# EXERCISE TASK
Identify each line holding the string "Grafico" and copy it.
----- DATA SECTION -----
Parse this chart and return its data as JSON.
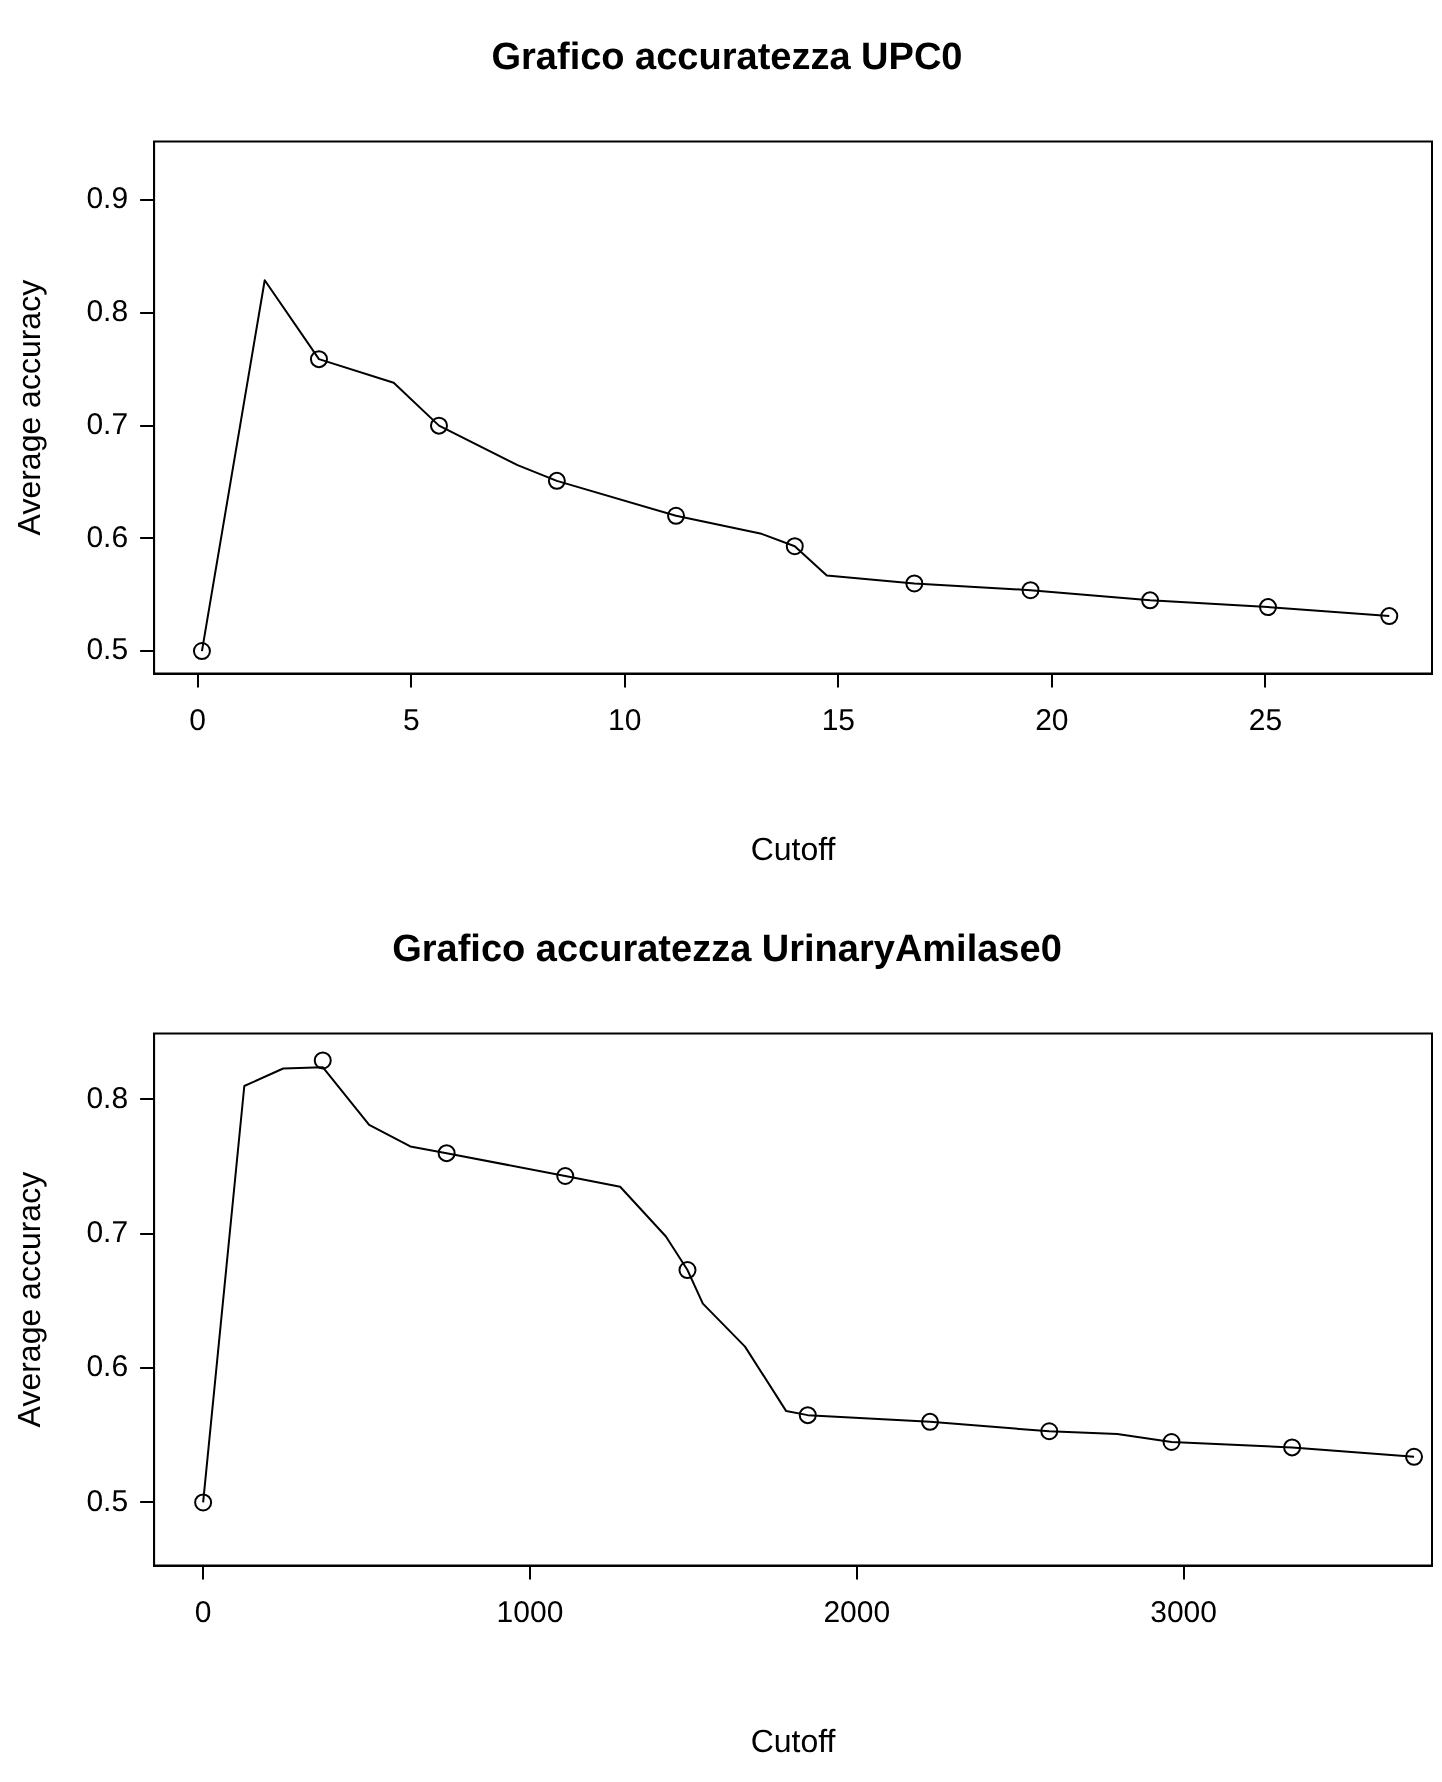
{
  "chart_data": [
    {
      "type": "line",
      "title": "Grafico accuratezza UPC0",
      "xlabel": "Cutoff",
      "ylabel": "Average accuracy",
      "xlim": [
        -1.02,
        28.9
      ],
      "ylim": [
        0.48,
        0.952
      ],
      "xticks": [
        0,
        5,
        10,
        15,
        20,
        25
      ],
      "yticks": [
        0.5,
        0.6,
        0.7,
        0.8,
        0.9
      ],
      "grid": false,
      "series": [
        {
          "type": "line",
          "marker": "none",
          "color": "#000000",
          "x": [
            0.1,
            1.57,
            2.84,
            4.59,
            5.65,
            7.49,
            8.41,
            11.2,
            13.2,
            13.98,
            14.73,
            16.78,
            19.5,
            22.3,
            25.06,
            27.9
          ],
          "values": [
            0.5,
            0.829,
            0.759,
            0.738,
            0.7,
            0.665,
            0.651,
            0.62,
            0.604,
            0.593,
            0.567,
            0.56,
            0.554,
            0.545,
            0.539,
            0.531
          ]
        },
        {
          "type": "scatter",
          "marker": "circle",
          "color": "#000000",
          "x": [
            0.1,
            2.84,
            5.65,
            8.41,
            11.2,
            13.98,
            16.78,
            19.5,
            22.3,
            25.06,
            27.9
          ],
          "values": [
            0.5,
            0.759,
            0.7,
            0.651,
            0.62,
            0.593,
            0.56,
            0.554,
            0.545,
            0.539,
            0.531
          ]
        }
      ]
    },
    {
      "type": "line",
      "title": "Grafico accuratezza UrinaryAmilase0",
      "xlabel": "Cutoff",
      "ylabel": "Average accuracy",
      "xlim": [
        -150,
        3760
      ],
      "ylim": [
        0.453,
        0.849
      ],
      "xticks": [
        0,
        1000,
        2000,
        3000
      ],
      "yticks": [
        0.5,
        0.6,
        0.7,
        0.8
      ],
      "grid": false,
      "series": [
        {
          "type": "line",
          "marker": "none",
          "color": "#000000",
          "x": [
            0,
            126,
            245,
            366,
            508,
            634,
            745,
            1108,
            1276,
            1416,
            1482,
            1529,
            1658,
            1784,
            1850,
            2224,
            2589,
            2797,
            2963,
            3332,
            3705
          ],
          "values": [
            0.5,
            0.81,
            0.823,
            0.824,
            0.781,
            0.765,
            0.76,
            0.743,
            0.735,
            0.698,
            0.673,
            0.648,
            0.616,
            0.568,
            0.565,
            0.56,
            0.553,
            0.551,
            0.545,
            0.541,
            0.534
          ]
        },
        {
          "type": "scatter",
          "marker": "circle",
          "color": "#000000",
          "x": [
            0,
            366,
            745,
            1108,
            1482,
            1850,
            2224,
            2589,
            2963,
            3332,
            3705
          ],
          "values": [
            0.5,
            0.829,
            0.76,
            0.743,
            0.673,
            0.565,
            0.56,
            0.553,
            0.545,
            0.541,
            0.534
          ]
        }
      ]
    }
  ]
}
-----
# RESULT OF THIS TASK
      "title": "Grafico accuratezza UPC0",
      "title": "Grafico accuratezza UrinaryAmilase0",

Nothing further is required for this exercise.